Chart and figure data
(begin)
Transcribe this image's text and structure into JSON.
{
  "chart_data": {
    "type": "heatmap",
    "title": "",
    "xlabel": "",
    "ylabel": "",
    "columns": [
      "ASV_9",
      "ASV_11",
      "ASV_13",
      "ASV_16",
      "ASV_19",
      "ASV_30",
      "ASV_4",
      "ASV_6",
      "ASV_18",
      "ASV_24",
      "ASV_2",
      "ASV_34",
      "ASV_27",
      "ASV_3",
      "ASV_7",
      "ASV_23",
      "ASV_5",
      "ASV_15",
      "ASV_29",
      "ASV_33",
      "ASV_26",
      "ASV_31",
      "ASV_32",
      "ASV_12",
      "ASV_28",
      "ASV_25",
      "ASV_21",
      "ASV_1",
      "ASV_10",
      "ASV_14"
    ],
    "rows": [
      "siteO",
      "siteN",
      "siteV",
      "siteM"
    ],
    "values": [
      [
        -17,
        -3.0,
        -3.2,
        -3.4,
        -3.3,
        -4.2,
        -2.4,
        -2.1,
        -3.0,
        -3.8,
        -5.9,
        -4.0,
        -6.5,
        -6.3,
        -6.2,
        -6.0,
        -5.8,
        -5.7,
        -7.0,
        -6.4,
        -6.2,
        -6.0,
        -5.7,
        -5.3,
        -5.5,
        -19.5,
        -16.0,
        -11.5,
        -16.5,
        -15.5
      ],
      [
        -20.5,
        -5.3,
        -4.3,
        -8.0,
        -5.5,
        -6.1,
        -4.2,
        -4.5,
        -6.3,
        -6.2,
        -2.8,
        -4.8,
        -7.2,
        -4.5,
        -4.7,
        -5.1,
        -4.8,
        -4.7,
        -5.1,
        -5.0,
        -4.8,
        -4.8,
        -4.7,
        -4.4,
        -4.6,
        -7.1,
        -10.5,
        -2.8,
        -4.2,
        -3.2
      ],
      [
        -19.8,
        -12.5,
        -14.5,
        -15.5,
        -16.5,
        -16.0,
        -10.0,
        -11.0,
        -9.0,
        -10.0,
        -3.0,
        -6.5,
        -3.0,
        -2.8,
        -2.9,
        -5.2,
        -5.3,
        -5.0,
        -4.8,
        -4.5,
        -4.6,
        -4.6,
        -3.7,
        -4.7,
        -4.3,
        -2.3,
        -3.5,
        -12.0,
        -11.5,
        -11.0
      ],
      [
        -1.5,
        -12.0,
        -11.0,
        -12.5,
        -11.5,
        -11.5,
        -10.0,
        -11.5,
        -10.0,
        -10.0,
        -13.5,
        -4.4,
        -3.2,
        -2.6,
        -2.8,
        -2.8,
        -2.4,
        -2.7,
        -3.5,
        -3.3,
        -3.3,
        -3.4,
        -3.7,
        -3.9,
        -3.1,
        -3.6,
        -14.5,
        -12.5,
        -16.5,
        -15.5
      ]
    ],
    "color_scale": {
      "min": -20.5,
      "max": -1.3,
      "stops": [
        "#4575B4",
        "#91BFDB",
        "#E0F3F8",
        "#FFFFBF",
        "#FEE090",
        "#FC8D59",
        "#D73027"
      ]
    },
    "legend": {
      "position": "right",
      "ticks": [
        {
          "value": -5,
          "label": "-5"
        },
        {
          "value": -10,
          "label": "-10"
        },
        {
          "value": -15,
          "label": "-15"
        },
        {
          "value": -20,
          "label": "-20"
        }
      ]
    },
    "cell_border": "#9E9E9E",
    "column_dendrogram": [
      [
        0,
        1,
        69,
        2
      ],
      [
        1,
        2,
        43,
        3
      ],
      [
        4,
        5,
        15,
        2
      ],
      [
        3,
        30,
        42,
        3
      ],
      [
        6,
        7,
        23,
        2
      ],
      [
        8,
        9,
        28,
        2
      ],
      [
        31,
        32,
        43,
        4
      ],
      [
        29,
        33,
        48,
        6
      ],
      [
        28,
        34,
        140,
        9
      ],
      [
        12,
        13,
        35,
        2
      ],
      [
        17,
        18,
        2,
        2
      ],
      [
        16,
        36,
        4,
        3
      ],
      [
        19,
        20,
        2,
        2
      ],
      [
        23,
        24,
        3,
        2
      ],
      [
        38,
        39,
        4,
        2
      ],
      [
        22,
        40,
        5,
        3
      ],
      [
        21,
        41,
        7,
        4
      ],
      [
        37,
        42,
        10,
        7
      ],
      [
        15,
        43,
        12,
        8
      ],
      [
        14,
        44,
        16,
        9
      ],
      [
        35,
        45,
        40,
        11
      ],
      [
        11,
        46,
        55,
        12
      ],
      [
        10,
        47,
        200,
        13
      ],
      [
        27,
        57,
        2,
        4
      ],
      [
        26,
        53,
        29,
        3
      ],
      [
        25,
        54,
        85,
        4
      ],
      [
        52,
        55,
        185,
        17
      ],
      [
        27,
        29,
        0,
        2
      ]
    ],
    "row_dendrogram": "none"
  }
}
(end)
YOUR OBJECTIVE
All the entries above need to be reproduced exactly.

FINAL RESULT
Transcribe this image's text and structure into JSON.
{
  "chart_data": {
    "type": "heatmap",
    "title": "",
    "xlabel": "",
    "ylabel": "",
    "columns": [
      "ASV_9",
      "ASV_11",
      "ASV_13",
      "ASV_16",
      "ASV_19",
      "ASV_30",
      "ASV_4",
      "ASV_6",
      "ASV_18",
      "ASV_24",
      "ASV_2",
      "ASV_34",
      "ASV_27",
      "ASV_3",
      "ASV_7",
      "ASV_23",
      "ASV_5",
      "ASV_15",
      "ASV_29",
      "ASV_33",
      "ASV_26",
      "ASV_31",
      "ASV_32",
      "ASV_12",
      "ASV_28",
      "ASV_25",
      "ASV_21",
      "ASV_1",
      "ASV_10",
      "ASV_14"
    ],
    "rows": [
      "siteO",
      "siteN",
      "siteV",
      "siteM"
    ],
    "values": [
      [
        -17,
        -3.0,
        -3.2,
        -3.4,
        -3.3,
        -4.2,
        -2.4,
        -2.1,
        -3.0,
        -3.8,
        -5.9,
        -4.0,
        -6.5,
        -6.3,
        -6.2,
        -6.0,
        -5.8,
        -5.7,
        -7.0,
        -6.4,
        -6.2,
        -6.0,
        -5.7,
        -5.3,
        -5.5,
        -19.5,
        -16.0,
        -11.5,
        -16.5,
        -15.5
      ],
      [
        -20.5,
        -5.3,
        -4.3,
        -8.0,
        -5.5,
        -6.1,
        -4.2,
        -4.5,
        -6.3,
        -6.2,
        -2.8,
        -4.8,
        -7.2,
        -4.5,
        -4.7,
        -5.1,
        -4.8,
        -4.7,
        -5.1,
        -5.0,
        -4.8,
        -4.8,
        -4.7,
        -4.4,
        -4.6,
        -7.1,
        -10.5,
        -2.8,
        -4.2,
        -3.2
      ],
      [
        -19.8,
        -12.5,
        -14.5,
        -15.5,
        -16.5,
        -16.0,
        -10.0,
        -11.0,
        -9.0,
        -10.0,
        -3.0,
        -6.5,
        -3.0,
        -2.8,
        -2.9,
        -5.2,
        -5.3,
        -5.0,
        -4.8,
        -4.5,
        -4.6,
        -4.6,
        -3.7,
        -4.7,
        -4.3,
        -2.3,
        -3.5,
        -12.0,
        -11.5,
        -11.0
      ],
      [
        -1.5,
        -12.0,
        -11.0,
        -12.5,
        -11.5,
        -11.5,
        -10.0,
        -11.5,
        -10.0,
        -10.0,
        -13.5,
        -4.4,
        -3.2,
        -2.6,
        -2.8,
        -2.8,
        -2.4,
        -2.7,
        -3.5,
        -3.3,
        -3.3,
        -3.4,
        -3.7,
        -3.9,
        -3.1,
        -3.6,
        -14.5,
        -12.5,
        -16.5,
        -15.5
      ]
    ],
    "color_scale": {
      "min": -20.5,
      "max": -1.3,
      "stops": [
        "#4575B4",
        "#91BFDB",
        "#E0F3F8",
        "#FFFFBF",
        "#FEE090",
        "#FC8D59",
        "#D73027"
      ]
    },
    "legend": {
      "position": "right",
      "ticks": [
        {
          "value": -5,
          "label": "-5"
        },
        {
          "value": -10,
          "label": "-10"
        },
        {
          "value": -15,
          "label": "-15"
        },
        {
          "value": -20,
          "label": "-20"
        }
      ]
    },
    "cell_border": "#9E9E9E",
    "column_dendrogram": [
      [
        0,
        1,
        69,
        2
      ],
      [
        1,
        2,
        43,
        3
      ],
      [
        4,
        5,
        15,
        2
      ],
      [
        3,
        30,
        42,
        3
      ],
      [
        6,
        7,
        23,
        2
      ],
      [
        8,
        9,
        28,
        2
      ],
      [
        31,
        32,
        43,
        4
      ],
      [
        29,
        33,
        48,
        6
      ],
      [
        28,
        34,
        140,
        9
      ],
      [
        12,
        13,
        35,
        2
      ],
      [
        17,
        18,
        2,
        2
      ],
      [
        16,
        36,
        4,
        3
      ],
      [
        19,
        20,
        2,
        2
      ],
      [
        23,
        24,
        3,
        2
      ],
      [
        38,
        39,
        4,
        2
      ],
      [
        22,
        40,
        5,
        3
      ],
      [
        21,
        41,
        7,
        4
      ],
      [
        37,
        42,
        10,
        7
      ],
      [
        15,
        43,
        12,
        8
      ],
      [
        14,
        44,
        16,
        9
      ],
      [
        35,
        45,
        40,
        11
      ],
      [
        11,
        46,
        55,
        12
      ],
      [
        10,
        47,
        200,
        13
      ],
      [
        27,
        57,
        2,
        4
      ],
      [
        26,
        53,
        29,
        3
      ],
      [
        25,
        54,
        85,
        4
      ],
      [
        52,
        55,
        185,
        17
      ],
      [
        27,
        29,
        0,
        2
      ]
    ],
    "row_dendrogram": "none"
  }
}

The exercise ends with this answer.